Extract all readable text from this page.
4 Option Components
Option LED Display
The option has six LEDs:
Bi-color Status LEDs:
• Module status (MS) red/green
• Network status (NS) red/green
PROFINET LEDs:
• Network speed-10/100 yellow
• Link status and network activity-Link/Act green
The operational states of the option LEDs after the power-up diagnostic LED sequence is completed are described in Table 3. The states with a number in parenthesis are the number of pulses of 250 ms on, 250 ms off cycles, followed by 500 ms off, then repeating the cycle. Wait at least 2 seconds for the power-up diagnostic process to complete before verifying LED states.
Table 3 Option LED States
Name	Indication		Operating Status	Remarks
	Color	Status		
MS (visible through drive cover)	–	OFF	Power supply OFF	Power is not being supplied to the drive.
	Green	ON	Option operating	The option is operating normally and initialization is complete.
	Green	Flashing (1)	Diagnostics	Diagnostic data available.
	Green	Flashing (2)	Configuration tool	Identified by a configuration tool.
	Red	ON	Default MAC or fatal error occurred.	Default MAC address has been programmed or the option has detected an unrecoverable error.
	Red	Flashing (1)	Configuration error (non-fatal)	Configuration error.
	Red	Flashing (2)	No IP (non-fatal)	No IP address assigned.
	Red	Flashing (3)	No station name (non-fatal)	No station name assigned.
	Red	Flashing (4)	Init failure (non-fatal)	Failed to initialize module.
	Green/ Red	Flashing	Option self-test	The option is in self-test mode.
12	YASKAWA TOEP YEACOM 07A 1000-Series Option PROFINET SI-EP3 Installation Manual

========================================================================

## What is needed
From the entries, report each line that includes the word "fatal".

## Result
	Red	ON	Default MAC or fatal error occurred.	Default MAC address has been programmed or the option has detected an unrecoverable error.
	Red	Flashing (1)	Configuration error (non-fatal)	Configuration error.
	Red	Flashing (2)	No IP (non-fatal)	No IP address assigned.
	Red	Flashing (3)	No station name (non-fatal)	No station name assigned.
	Red	Flashing (4)	Init failure (non-fatal)	Failed to initialize module.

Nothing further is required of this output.